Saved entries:
-----

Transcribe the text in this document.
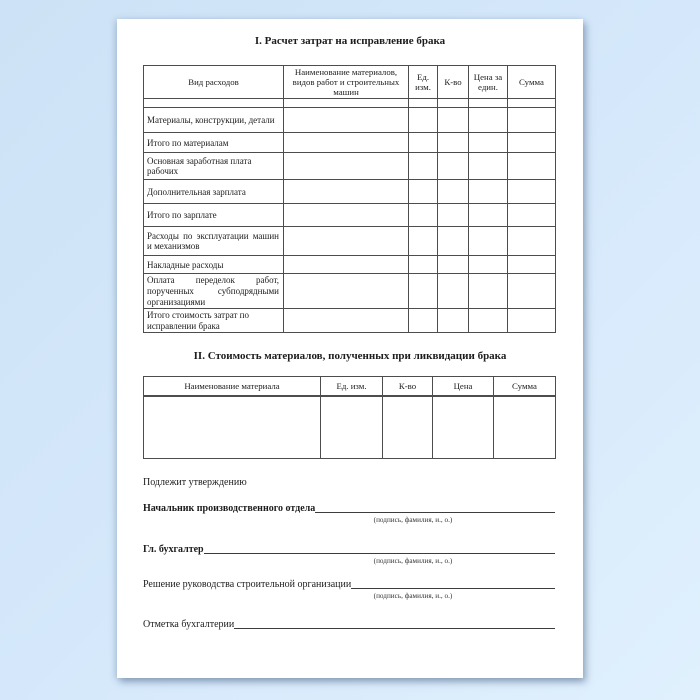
I. Расчет затрат на исправление брака
Вид расходов	Наименование материалов, видов работ и строительных машин	Ед. изм.	К-во	Цена за един.	Сумма

Материалы, конструкции, детали					
Итого по материалам					
Основная заработная плата рабочих					
Дополнительная зарплата					
Итого по зарплате					
Расходы по эксплуатации машин и механизмов					
Накладные расходы					
Оплата переделок работ, порученных субподрядными организациями					
Итого стоимость затрат по исправлении брака					
II. Стоимость материалов, полученных при ликвидации брака
Наименование материала	Ед. изм.	К-во	Цена	Сумма

Подлежит утверждению
Начальник производственного отдела
(подпись, фамилия, и., о.)
Гл. бухгалтер
(подпись, фамилия, и., о.)
Решение руководства строительной организации
(подпись, фамилия, и., о.)
Отметка бухгалтерии
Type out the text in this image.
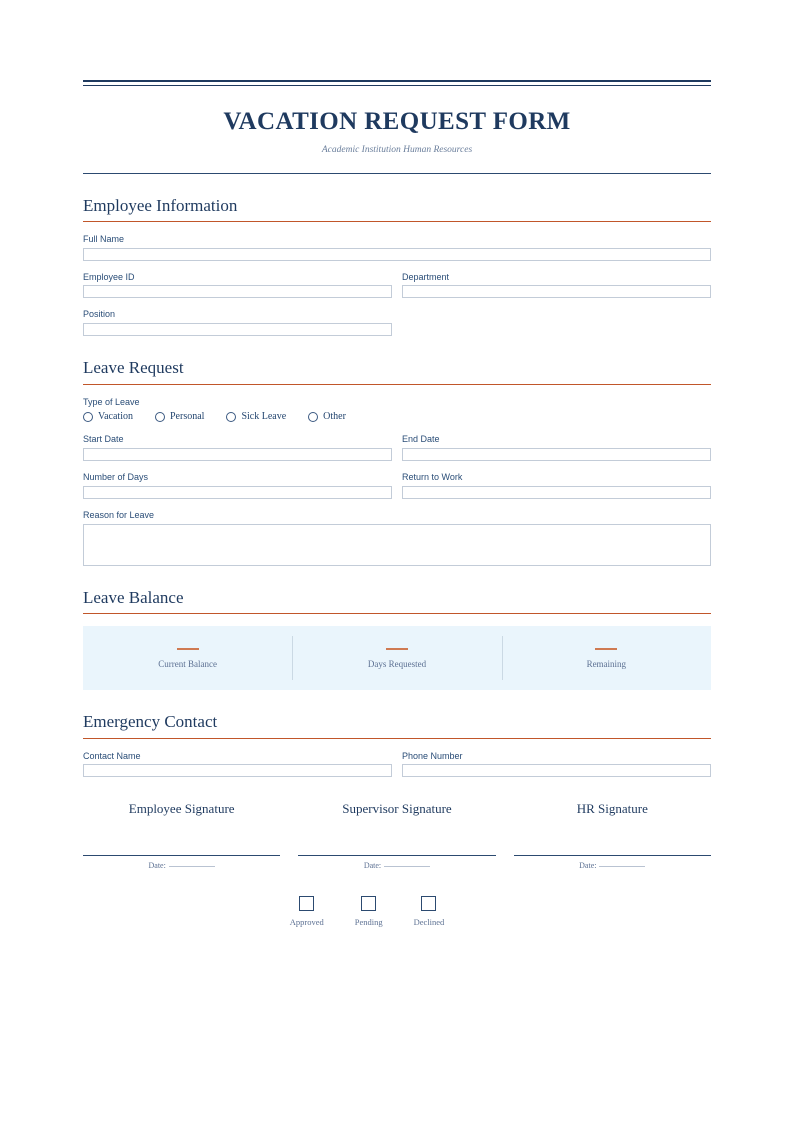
VACATION REQUEST FORM
Academic Institution Human Resources
Employee Information
Full Name
Employee ID	Department
Position
Leave Request
Type of Leave
Vacation	Personal	Sick Leave	Other
Start Date	End Date
Number of Days	Return to Work
Reason for Leave
Leave Balance
Current Balance	Days Requested	Remaining
Emergency Contact
Contact Name	Phone Number
Employee Signature
Date:
Supervisor Signature
Date:
HR Signature
Date:
Approved	Pending	Declined
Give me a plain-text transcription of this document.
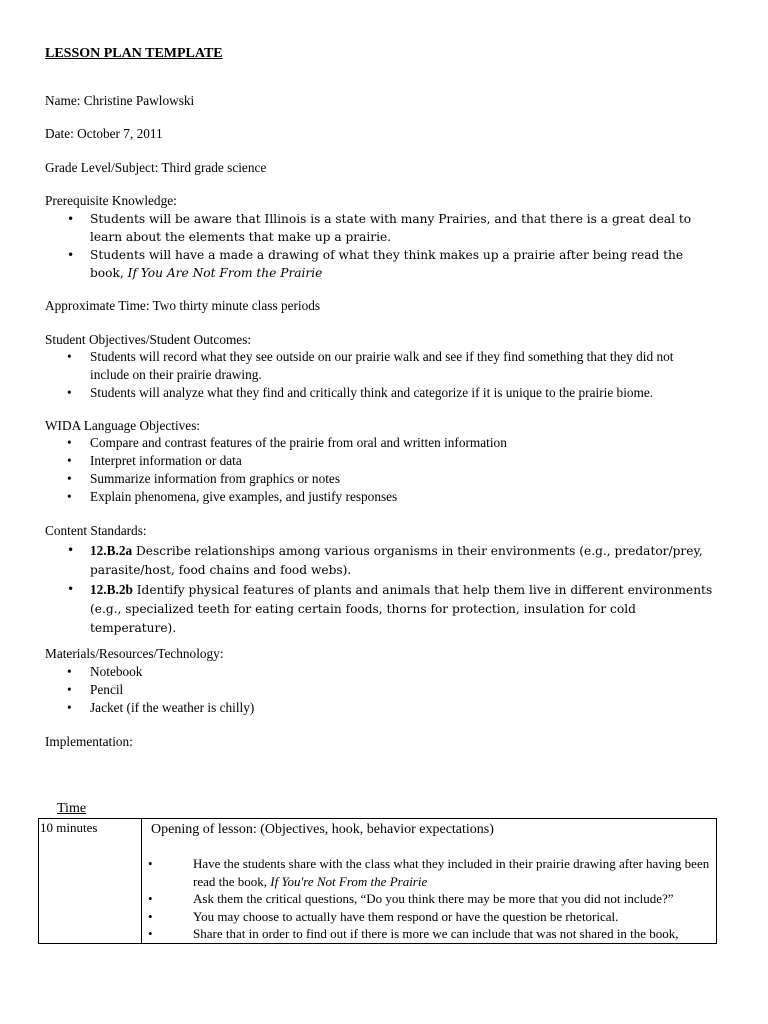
LESSON PLAN TEMPLATE
Name: Christine Pawlowski
Date: October 7, 2011
Grade Level/Subject: Third grade science
Prerequisite Knowledge:
• Students will be aware that Illinois is a state with many Prairies, and that there is a great deal to learn about the elements that make up a prairie.
• Students will have a made a drawing of what they think makes up a prairie after being read the book, If You Are Not From the Prairie
Approximate Time: Two thirty minute class periods
Student Objectives/Student Outcomes:
• Students will record what they see outside on our prairie walk and see if they find something that they did not include on their prairie drawing.
• Students will analyze what they find and critically think and categorize if it is unique to the prairie biome.
WIDA Language Objectives:
• Compare and contrast features of the prairie from oral and written information
• Interpret information or data
• Summarize information from graphics or notes
• Explain phenomena, give examples, and justify responses
Content Standards:
• 12.B.2a Describe relationships among various organisms in their environments (e.g., predator/prey, parasite/host, food chains and food webs).
• 12.B.2b Identify physical features of plants and animals that help them live in different environments (e.g., specialized teeth for eating certain foods, thorns for protection, insulation for cold temperature).
Materials/Resources/Technology:
• Notebook
• Pencil
• Jacket (if the weather is chilly)
Implementation:
Time
10 minutes	Opening of lesson: (Objectives, hook, behavior expectations)
• Have the students share with the class what they included in their prairie drawing after having been read the book, If You're Not From the Prairie
• Ask them the critical questions, “Do you think there may be more that you did not include?”
• You may choose to actually have them respond or have the question be rhetorical.
• Share that in order to find out if there is more we can include that was not shared in the book,
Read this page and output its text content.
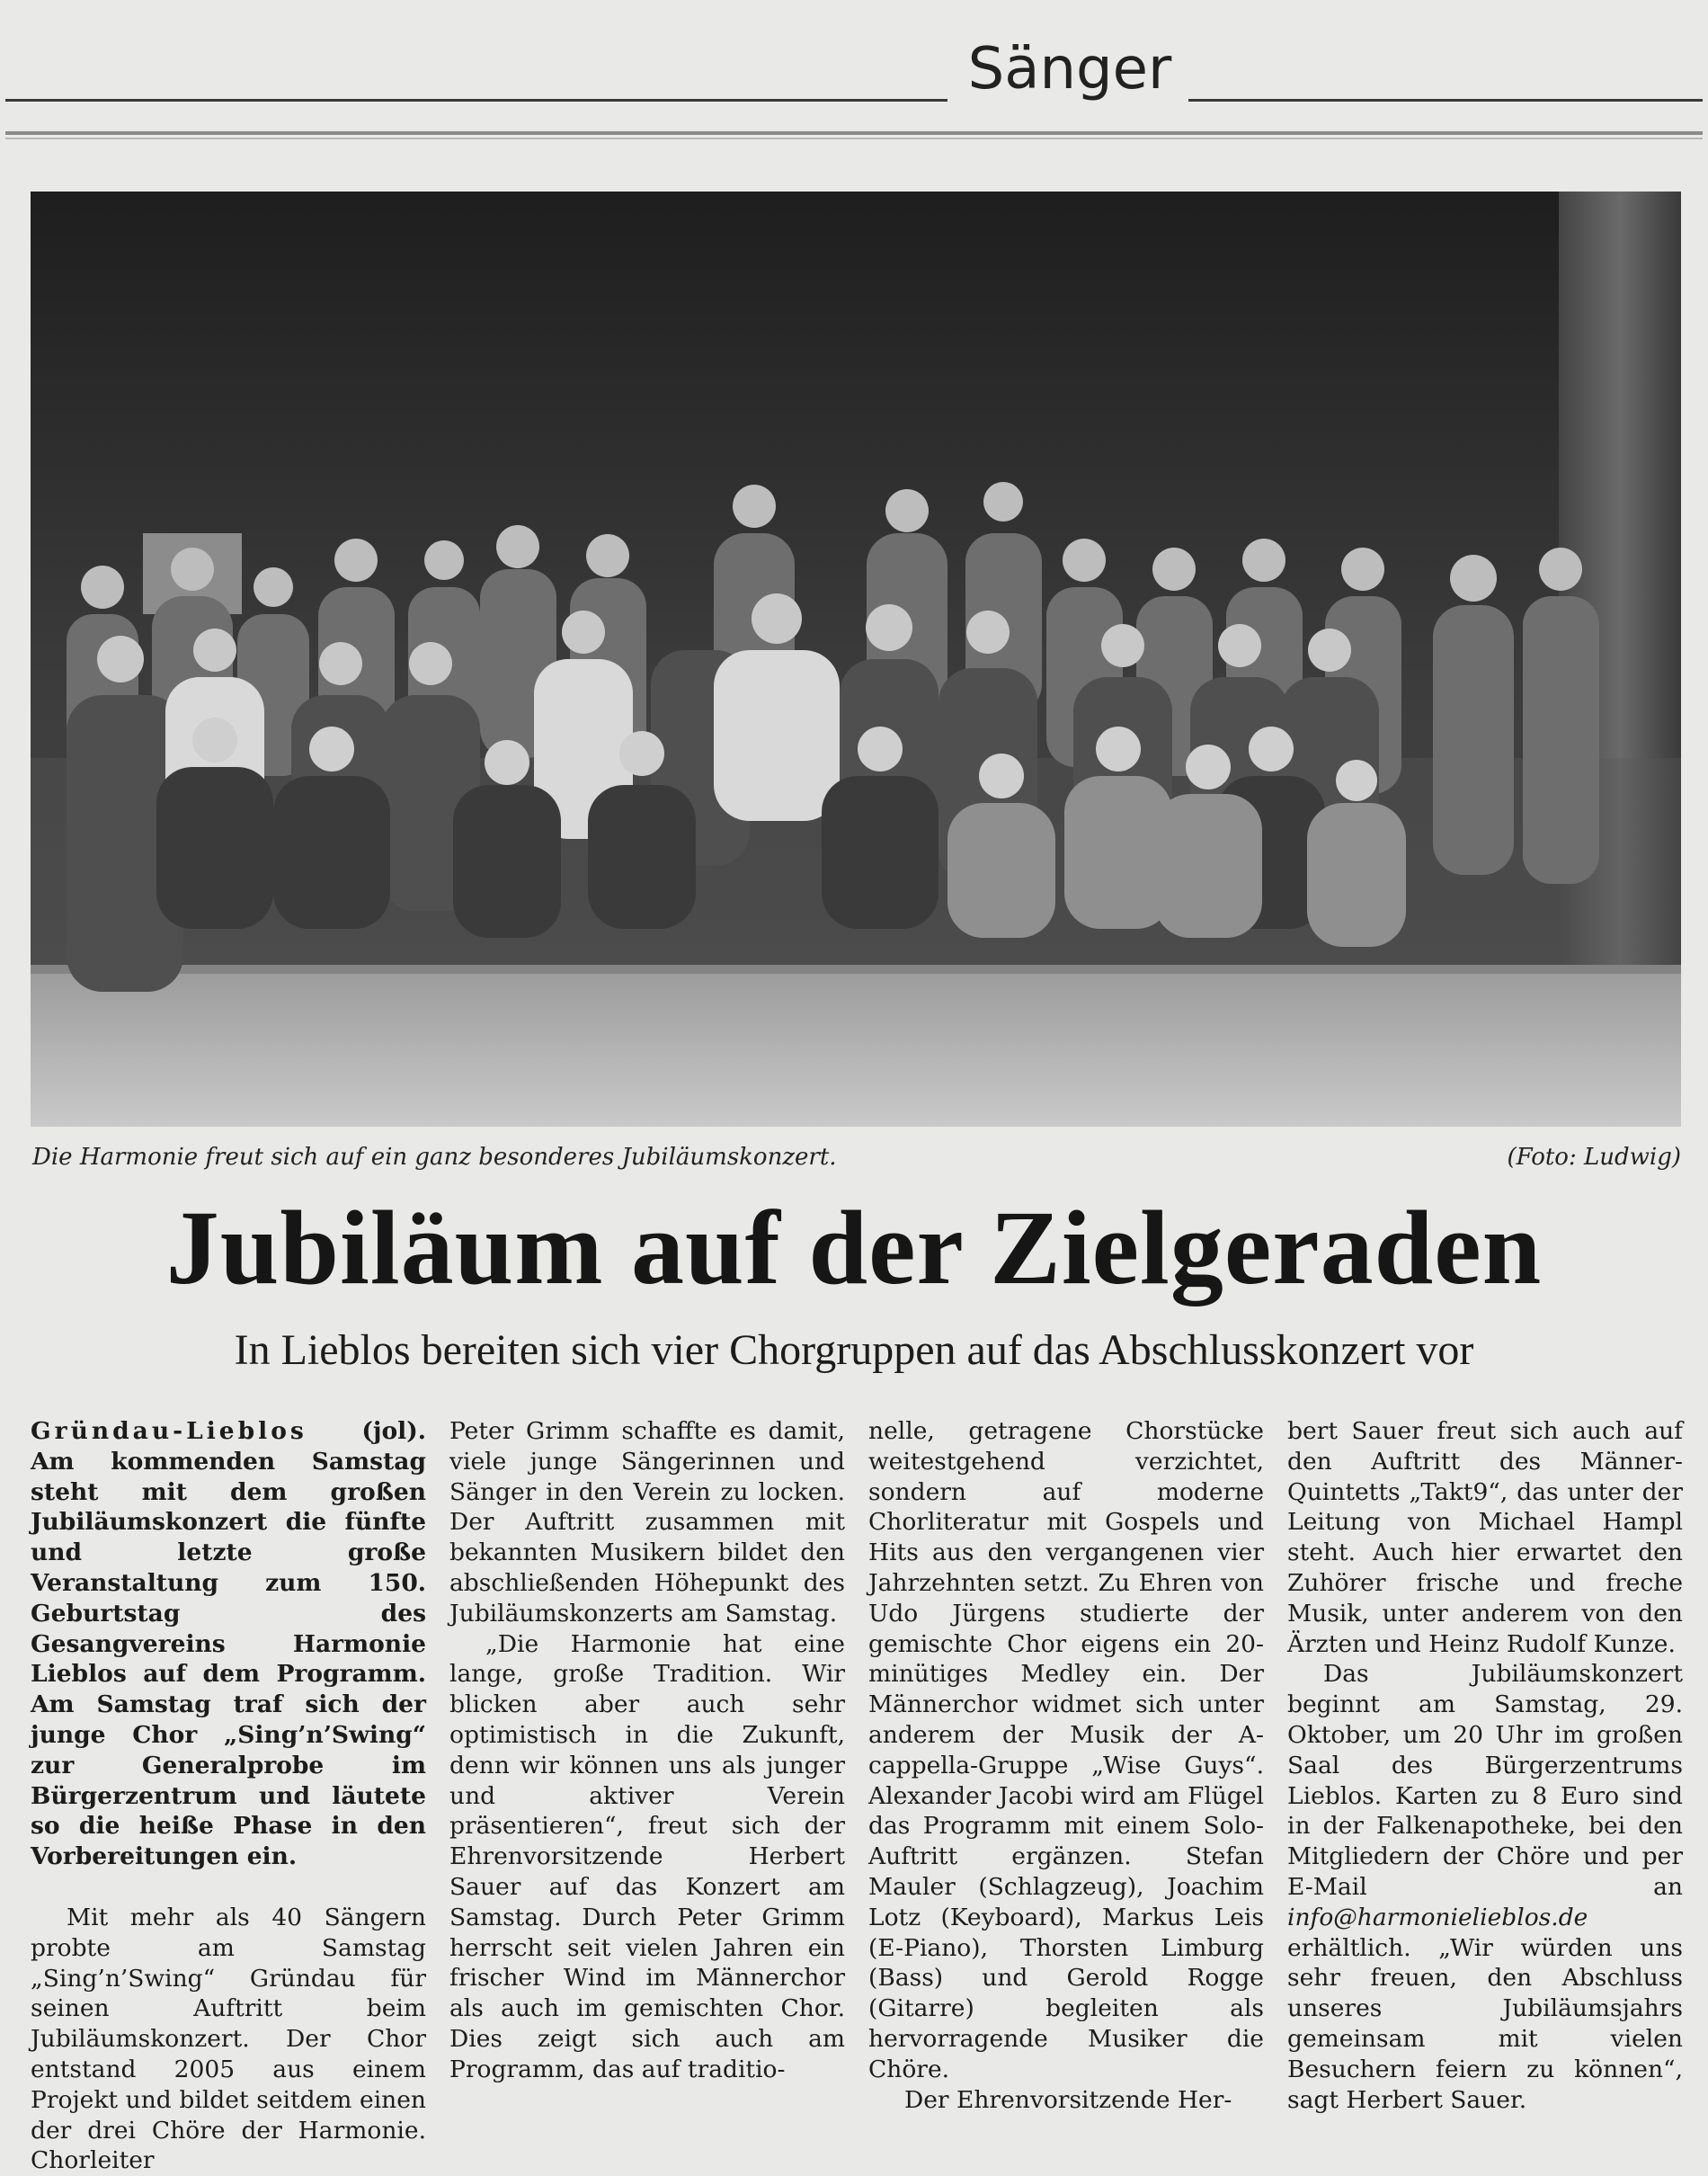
Sänger
Die Harmonie freut sich auf ein ganz besonderes Jubiläumskonzert.	(Foto: Ludwig)
Jubiläum auf der Zielgeraden
In Lieblos bereiten sich vier Chorgruppen auf das Abschlusskonzert vor

Gründau-Lieblos (jol). Am kommenden Samstag steht mit dem großen Jubiläumskonzert die fünfte und letzte große Veranstaltung zum 150. Geburtstag des Gesangvereins Harmonie Lieblos auf dem Programm. Am Samstag traf sich der junge Chor „Sing’n’Swing“ zur Generalprobe im Bürgerzentrum und läutete so die heiße Phase in den Vorbereitungen ein.

Mit mehr als 40 Sängern probte am Samstag „Sing’n’Swing“ Gründau für seinen Auftritt beim Jubiläumskonzert. Der Chor entstand 2005 aus einem Projekt und bildet seitdem einen der drei Chöre der Harmonie. Chorleiter

Peter Grimm schaffte es damit, viele junge Sängerinnen und Sänger in den Verein zu locken. Der Auftritt zusammen mit bekannten Musikern bildet den abschließenden Höhepunkt des Jubiläumskonzerts am Samstag.

„Die Harmonie hat eine lange, große Tradition. Wir blicken aber auch sehr optimistisch in die Zukunft, denn wir können uns als junger und aktiver Verein präsentieren“, freut sich der Ehrenvorsitzende Herbert Sauer auf das Konzert am Samstag. Durch Peter Grimm herrscht seit vielen Jahren ein frischer Wind im Männerchor als auch im gemischten Chor. Dies zeigt sich auch am Programm, das auf traditio-

nelle, getragene Chorstücke weitestgehend verzichtet, sondern auf moderne Chorliteratur mit Gospels und Hits aus den vergangenen vier Jahrzehnten setzt. Zu Ehren von Udo Jürgens studierte der gemischte Chor eigens ein 20-minütiges Medley ein. Der Männerchor widmet sich unter anderem der Musik der A-cappella-Gruppe „Wise Guys“. Alexander Jacobi wird am Flügel das Programm mit einem Solo-Auftritt ergänzen. Stefan Mauler (Schlagzeug), Joachim Lotz (Keyboard), Markus Leis (E-Piano), Thorsten Limburg (Bass) und Gerold Rogge (Gitarre) begleiten als hervorragende Musiker die Chöre.

Der Ehrenvorsitzende Her-

bert Sauer freut sich auch auf den Auftritt des Männer-Quintetts „Takt9“, das unter der Leitung von Michael Hampl steht. Auch hier erwartet den Zuhörer frische und freche Musik, unter anderem von den Ärzten und Heinz Rudolf Kunze.

Das Jubiläumskonzert beginnt am Samstag, 29. Oktober, um 20 Uhr im großen Saal des Bürgerzentrums Lieblos. Karten zu 8 Euro sind in der Falkenapotheke, bei den Mitgliedern der Chöre und per E-Mail an info@harmonielieblos.de erhältlich. „Wir würden uns sehr freuen, den Abschluss unseres Jubiläumsjahrs gemeinsam mit vielen Besuchern feiern zu können“, sagt Herbert Sauer.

-----

> **GIVEN EXERCISE**: Quote all the lines above exactly as given. Do not include the pictures.

> **WRITTEN ANSWER**:
Transcribe the text in this document.
I. Расчет затрат на исправление брака
Вид расходов	Наименование материалов, видов работ и строительных машин	Ед. изм.	К-во	Цена за един.	Сумма

Материалы, конструкции, детали					
Итого по материалам					
Основная заработная плата рабочих					
Дополнительная зарплата					
Итого по зарплате					
Расходы по эксплуатации машин и механизмов					
Накладные расходы					
Оплата переделок работ, порученных субподрядными организациями					
Итого стоимость затрат по исправлении брака					
II. Стоимость материалов, полученных при ликвидации брака
Наименование материала	Ед. изм.	К-во	Цена	Сумма

Подлежит утверждению
Начальник производственного отдела
(подпись, фамилия, и., о.)
Гл. бухгалтер
(подпись, фамилия, и., о.)
Решение руководства строительной организации
(подпись, фамилия, и., о.)
Отметка бухгалтерии
Type out the text in this image.
VACATION REQUEST FORM
Academic Institution Human Resources
Employee Information
Full Name
Employee ID	Department
Position
Leave Request
Type of Leave
Vacation	Personal	Sick Leave	Other
Start Date	End Date
Number of Days	Return to Work
Reason for Leave
Leave Balance
Current Balance	Days Requested	Remaining
Emergency Contact
Contact Name	Phone Number
Employee Signature
Date:
Supervisor Signature
Date:
HR Signature
Date:
Approved	Pending	Declined
Give me a plain-text transcription of this document.
LESSON PLAN TEMPLATE
Name: Christine Pawlowski
Date: October 7, 2011
Grade Level/Subject: Third grade science
Prerequisite Knowledge:
• Students will be aware that Illinois is a state with many Prairies, and that there is a great deal to learn about the elements that make up a prairie.
• Students will have a made a drawing of what they think makes up a prairie after being read the book, If You Are Not From the Prairie
Approximate Time: Two thirty minute class periods
Student Objectives/Student Outcomes:
• Students will record what they see outside on our prairie walk and see if they find something that they did not include on their prairie drawing.
• Students will analyze what they find and critically think and categorize if it is unique to the prairie biome.
WIDA Language Objectives:
• Compare and contrast features of the prairie from oral and written information
• Interpret information or data
• Summarize information from graphics or notes
• Explain phenomena, give examples, and justify responses
Content Standards:
• 12.B.2a Describe relationships among various organisms in their environments (e.g., predator/prey, parasite/host, food chains and food webs).
• 12.B.2b Identify physical features of plants and animals that help them live in different environments (e.g., specialized teeth for eating certain foods, thorns for protection, insulation for cold temperature).
Materials/Resources/Technology:
• Notebook
• Pencil
• Jacket (if the weather is chilly)
Implementation:
Time
10 minutes	Opening of lesson: (Objectives, hook, behavior expectations)
• Have the students share with the class what they included in their prairie drawing after having been read the book, If You're Not From the Prairie
• Ask them the critical questions, “Do you think there may be more that you did not include?”
• You may choose to actually have them respond or have the question be rhetorical.
• Share that in order to find out if there is more we can include that was not shared in the book,
Read this page and output its text content.
Sänger
Die Harmonie freut sich auf ein ganz besonderes Jubiläumskonzert.	(Foto: Ludwig)
Jubiläum auf der Zielgeraden
In Lieblos bereiten sich vier Chorgruppen auf das Abschlusskonzert vor

Gründau-Lieblos (jol). Am kommenden Samstag steht mit dem großen Jubiläumskonzert die fünfte und letzte große Veranstaltung zum 150. Geburtstag des Gesangvereins Harmonie Lieblos auf dem Programm. Am Samstag traf sich der junge Chor „Sing’n’Swing“ zur Generalprobe im Bürgerzentrum und läutete so die heiße Phase in den Vorbereitungen ein.

Mit mehr als 40 Sängern probte am Samstag „Sing’n’Swing“ Gründau für seinen Auftritt beim Jubiläumskonzert. Der Chor entstand 2005 aus einem Projekt und bildet seitdem einen der drei Chöre der Harmonie. Chorleiter

Peter Grimm schaffte es damit, viele junge Sängerinnen und Sänger in den Verein zu locken. Der Auftritt zusammen mit bekannten Musikern bildet den abschließenden Höhepunkt des Jubiläumskonzerts am Samstag.

„Die Harmonie hat eine lange, große Tradition. Wir blicken aber auch sehr optimistisch in die Zukunft, denn wir können uns als junger und aktiver Verein präsentieren“, freut sich der Ehrenvorsitzende Herbert Sauer auf das Konzert am Samstag. Durch Peter Grimm herrscht seit vielen Jahren ein frischer Wind im Männerchor als auch im gemischten Chor. Dies zeigt sich auch am Programm, das auf traditio-

nelle, getragene Chorstücke weitestgehend verzichtet, sondern auf moderne Chorliteratur mit Gospels und Hits aus den vergangenen vier Jahrzehnten setzt. Zu Ehren von Udo Jürgens studierte der gemischte Chor eigens ein 20-minütiges Medley ein. Der Männerchor widmet sich unter anderem der Musik der A-cappella-Gruppe „Wise Guys“. Alexander Jacobi wird am Flügel das Programm mit einem Solo-Auftritt ergänzen. Stefan Mauler (Schlagzeug), Joachim Lotz (Keyboard), Markus Leis (E-Piano), Thorsten Limburg (Bass) und Gerold Rogge (Gitarre) begleiten als hervorragende Musiker die Chöre.

Der Ehrenvorsitzende Her-

bert Sauer freut sich auch auf den Auftritt des Männer-Quintetts „Takt9“, das unter der Leitung von Michael Hampl steht. Auch hier erwartet den Zuhörer frische und freche Musik, unter anderem von den Ärzten und Heinz Rudolf Kunze.

Das Jubiläumskonzert beginnt am Samstag, 29. Oktober, um 20 Uhr im großen Saal des Bürgerzentrums Lieblos. Karten zu 8 Euro sind in der Falkenapotheke, bei den Mitgliedern der Chöre und per E-Mail an info@harmonielieblos.de erhältlich. „Wir würden uns sehr freuen, den Abschluss unseres Jubiläumsjahrs gemeinsam mit vielen Besuchern feiern zu können“, sagt Herbert Sauer.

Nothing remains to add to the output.